§ **Goal**: Each entry in the listing below should be restated word for word.

(Data entries)
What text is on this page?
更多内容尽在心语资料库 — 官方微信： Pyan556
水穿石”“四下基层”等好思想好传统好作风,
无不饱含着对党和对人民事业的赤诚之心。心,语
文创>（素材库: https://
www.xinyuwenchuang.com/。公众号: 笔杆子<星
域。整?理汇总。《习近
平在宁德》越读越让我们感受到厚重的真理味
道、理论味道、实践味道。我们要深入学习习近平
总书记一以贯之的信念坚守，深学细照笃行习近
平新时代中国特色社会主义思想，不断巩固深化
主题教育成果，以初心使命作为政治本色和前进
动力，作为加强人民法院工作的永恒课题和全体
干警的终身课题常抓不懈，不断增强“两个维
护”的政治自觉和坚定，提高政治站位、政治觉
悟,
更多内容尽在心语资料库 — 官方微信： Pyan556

§ **The completed task**:
What text is on this page?
更多内容尽在心语资料库 — 官方微信： Pyan556
水穿石”“四下基层”等好思想好传统好作风,
无不饱含着对党和对人民事业的赤诚之心。心,语
文创>（素材库: https://
www.xinyuwenchuang.com/。公众号: 笔杆子<星
域。整?理汇总。《习近
平在宁德》越读越让我们感受到厚重的真理味
道、理论味道、实践味道。我们要深入学习习近平
总书记一以贯之的信念坚守，深学细照笃行习近
平新时代中国特色社会主义思想，不断巩固深化
主题教育成果，以初心使命作为政治本色和前进
动力，作为加强人民法院工作的永恒课题和全体
干警的终身课题常抓不懈，不断增强“两个维
护”的政治自觉和坚定，提高政治站位、政治觉
悟,
更多内容尽在心语资料库 — 官方微信： Pyan556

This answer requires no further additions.